Return all of the data exactly, with nothing left out but the pictures.

* Records to process
## START

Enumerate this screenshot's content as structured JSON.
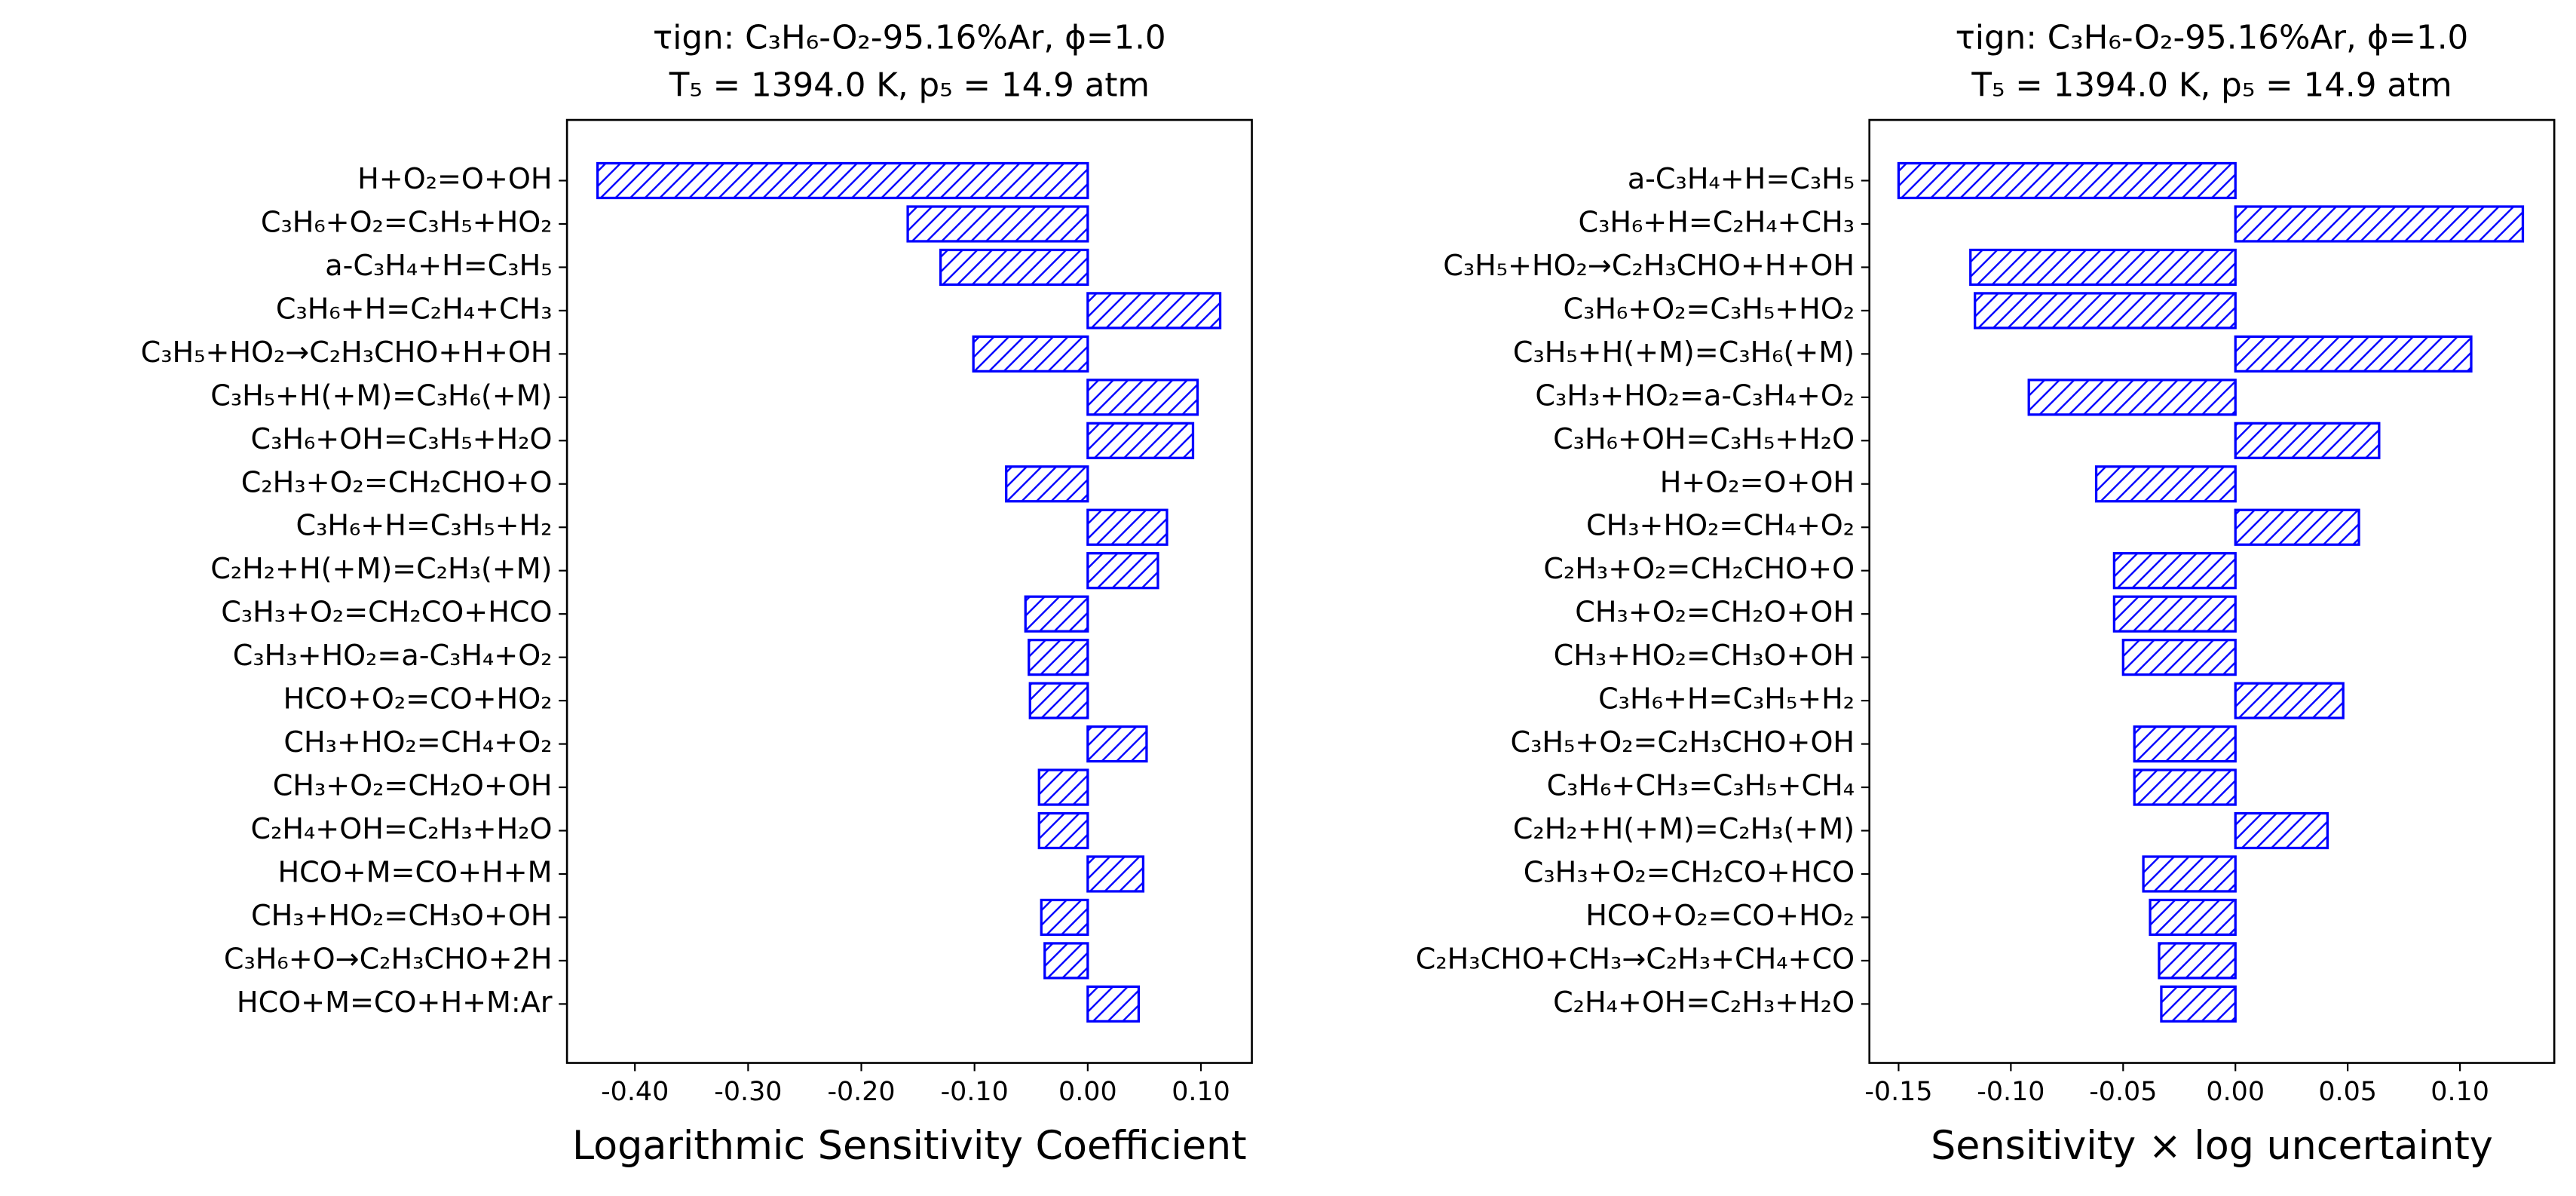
{
  "chart_data": [
    {
      "type": "barh",
      "title": [
        "τign: C₃H₆-O₂-95.16%Ar, ϕ=1.0",
        "T₅ = 1394.0 K, p₅ = 14.9 atm"
      ],
      "xlabel": "Logarithmic Sensitivity Coefficient",
      "color": "#0000ff",
      "hatch": "//",
      "categories": [
        "H+O₂=O+OH",
        "C₃H₆+O₂=C₃H₅+HO₂",
        "a-C₃H₄+H=C₃H₅",
        "C₃H₆+H=C₂H₄+CH₃",
        "C₃H₅+HO₂→C₂H₃CHO+H+OH",
        "C₃H₅+H(+M)=C₃H₆(+M)",
        "C₃H₆+OH=C₃H₅+H₂O",
        "C₂H₃+O₂=CH₂CHO+O",
        "C₃H₆+H=C₃H₅+H₂",
        "C₂H₂+H(+M)=C₂H₃(+M)",
        "C₃H₃+O₂=CH₂CO+HCO",
        "C₃H₃+HO₂=a-C₃H₄+O₂",
        "HCO+O₂=CO+HO₂",
        "CH₃+HO₂=CH₄+O₂",
        "CH₃+O₂=CH₂O+OH",
        "C₂H₄+OH=C₂H₃+H₂O",
        "HCO+M=CO+H+M",
        "CH₃+HO₂=CH₃O+OH",
        "C₃H₆+O→C₂H₃CHO+2H",
        "HCO+M=CO+H+M:Ar"
      ],
      "values": [
        -0.433,
        -0.159,
        -0.13,
        0.117,
        -0.101,
        0.097,
        0.093,
        -0.072,
        0.07,
        0.062,
        -0.055,
        -0.052,
        -0.051,
        0.052,
        -0.043,
        -0.043,
        0.049,
        -0.041,
        -0.038,
        0.045
      ],
      "xlim": [
        -0.46,
        0.145
      ],
      "xticks": [
        {
          "value": -0.4,
          "label": "-0.40"
        },
        {
          "value": -0.3,
          "label": "-0.30"
        },
        {
          "value": -0.2,
          "label": "-0.20"
        },
        {
          "value": -0.1,
          "label": "-0.10"
        },
        {
          "value": 0,
          "label": "0.00"
        },
        {
          "value": 0.1,
          "label": "0.10"
        }
      ]
    },
    {
      "type": "barh",
      "title": [
        "τign: C₃H₆-O₂-95.16%Ar, ϕ=1.0",
        "T₅ = 1394.0 K, p₅ = 14.9 atm"
      ],
      "xlabel": "Sensitivity × log uncertainty",
      "color": "#0000ff",
      "hatch": "//",
      "categories": [
        "a-C₃H₄+H=C₃H₅",
        "C₃H₆+H=C₂H₄+CH₃",
        "C₃H₅+HO₂→C₂H₃CHO+H+OH",
        "C₃H₆+O₂=C₃H₅+HO₂",
        "C₃H₅+H(+M)=C₃H₆(+M)",
        "C₃H₃+HO₂=a-C₃H₄+O₂",
        "C₃H₆+OH=C₃H₅+H₂O",
        "H+O₂=O+OH",
        "CH₃+HO₂=CH₄+O₂",
        "C₂H₃+O₂=CH₂CHO+O",
        "CH₃+O₂=CH₂O+OH",
        "CH₃+HO₂=CH₃O+OH",
        "C₃H₆+H=C₃H₅+H₂",
        "C₃H₅+O₂=C₂H₃CHO+OH",
        "C₃H₆+CH₃=C₃H₅+CH₄",
        "C₂H₂+H(+M)=C₂H₃(+M)",
        "C₃H₃+O₂=CH₂CO+HCO",
        "HCO+O₂=CO+HO₂",
        "C₂H₃CHO+CH₃→C₂H₃+CH₄+CO",
        "C₂H₄+OH=C₂H₃+H₂O"
      ],
      "values": [
        -0.15,
        0.128,
        -0.118,
        -0.116,
        0.105,
        -0.092,
        0.064,
        -0.062,
        0.055,
        -0.054,
        -0.054,
        -0.05,
        0.048,
        -0.045,
        -0.045,
        0.041,
        -0.041,
        -0.038,
        -0.034,
        -0.033
      ],
      "xlim": [
        -0.163,
        0.142
      ],
      "xticks": [
        {
          "value": -0.15,
          "label": "-0.15"
        },
        {
          "value": -0.1,
          "label": "-0.10"
        },
        {
          "value": -0.05,
          "label": "-0.05"
        },
        {
          "value": 0,
          "label": "0.00"
        },
        {
          "value": 0.05,
          "label": "0.05"
        },
        {
          "value": 0.1,
          "label": "0.10"
        }
      ]
    }
  ]
}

## END

* Solution for this task
Enumerate this screenshot's content as structured JSON.
{
  "chart_data": [
    {
      "type": "barh",
      "title": [
        "τign: C₃H₆-O₂-95.16%Ar, ϕ=1.0",
        "T₅ = 1394.0 K, p₅ = 14.9 atm"
      ],
      "xlabel": "Logarithmic Sensitivity Coefficient",
      "color": "#0000ff",
      "hatch": "//",
      "categories": [
        "H+O₂=O+OH",
        "C₃H₆+O₂=C₃H₅+HO₂",
        "a-C₃H₄+H=C₃H₅",
        "C₃H₆+H=C₂H₄+CH₃",
        "C₃H₅+HO₂→C₂H₃CHO+H+OH",
        "C₃H₅+H(+M)=C₃H₆(+M)",
        "C₃H₆+OH=C₃H₅+H₂O",
        "C₂H₃+O₂=CH₂CHO+O",
        "C₃H₆+H=C₃H₅+H₂",
        "C₂H₂+H(+M)=C₂H₃(+M)",
        "C₃H₃+O₂=CH₂CO+HCO",
        "C₃H₃+HO₂=a-C₃H₄+O₂",
        "HCO+O₂=CO+HO₂",
        "CH₃+HO₂=CH₄+O₂",
        "CH₃+O₂=CH₂O+OH",
        "C₂H₄+OH=C₂H₃+H₂O",
        "HCO+M=CO+H+M",
        "CH₃+HO₂=CH₃O+OH",
        "C₃H₆+O→C₂H₃CHO+2H",
        "HCO+M=CO+H+M:Ar"
      ],
      "values": [
        -0.433,
        -0.159,
        -0.13,
        0.117,
        -0.101,
        0.097,
        0.093,
        -0.072,
        0.07,
        0.062,
        -0.055,
        -0.052,
        -0.051,
        0.052,
        -0.043,
        -0.043,
        0.049,
        -0.041,
        -0.038,
        0.045
      ],
      "xlim": [
        -0.46,
        0.145
      ],
      "xticks": [
        {
          "value": -0.4,
          "label": "-0.40"
        },
        {
          "value": -0.3,
          "label": "-0.30"
        },
        {
          "value": -0.2,
          "label": "-0.20"
        },
        {
          "value": -0.1,
          "label": "-0.10"
        },
        {
          "value": 0,
          "label": "0.00"
        },
        {
          "value": 0.1,
          "label": "0.10"
        }
      ]
    },
    {
      "type": "barh",
      "title": [
        "τign: C₃H₆-O₂-95.16%Ar, ϕ=1.0",
        "T₅ = 1394.0 K, p₅ = 14.9 atm"
      ],
      "xlabel": "Sensitivity × log uncertainty",
      "color": "#0000ff",
      "hatch": "//",
      "categories": [
        "a-C₃H₄+H=C₃H₅",
        "C₃H₆+H=C₂H₄+CH₃",
        "C₃H₅+HO₂→C₂H₃CHO+H+OH",
        "C₃H₆+O₂=C₃H₅+HO₂",
        "C₃H₅+H(+M)=C₃H₆(+M)",
        "C₃H₃+HO₂=a-C₃H₄+O₂",
        "C₃H₆+OH=C₃H₅+H₂O",
        "H+O₂=O+OH",
        "CH₃+HO₂=CH₄+O₂",
        "C₂H₃+O₂=CH₂CHO+O",
        "CH₃+O₂=CH₂O+OH",
        "CH₃+HO₂=CH₃O+OH",
        "C₃H₆+H=C₃H₅+H₂",
        "C₃H₅+O₂=C₂H₃CHO+OH",
        "C₃H₆+CH₃=C₃H₅+CH₄",
        "C₂H₂+H(+M)=C₂H₃(+M)",
        "C₃H₃+O₂=CH₂CO+HCO",
        "HCO+O₂=CO+HO₂",
        "C₂H₃CHO+CH₃→C₂H₃+CH₄+CO",
        "C₂H₄+OH=C₂H₃+H₂O"
      ],
      "values": [
        -0.15,
        0.128,
        -0.118,
        -0.116,
        0.105,
        -0.092,
        0.064,
        -0.062,
        0.055,
        -0.054,
        -0.054,
        -0.05,
        0.048,
        -0.045,
        -0.045,
        0.041,
        -0.041,
        -0.038,
        -0.034,
        -0.033
      ],
      "xlim": [
        -0.163,
        0.142
      ],
      "xticks": [
        {
          "value": -0.15,
          "label": "-0.15"
        },
        {
          "value": -0.1,
          "label": "-0.10"
        },
        {
          "value": -0.05,
          "label": "-0.05"
        },
        {
          "value": 0,
          "label": "0.00"
        },
        {
          "value": 0.05,
          "label": "0.05"
        },
        {
          "value": 0.1,
          "label": "0.10"
        }
      ]
    }
  ]
}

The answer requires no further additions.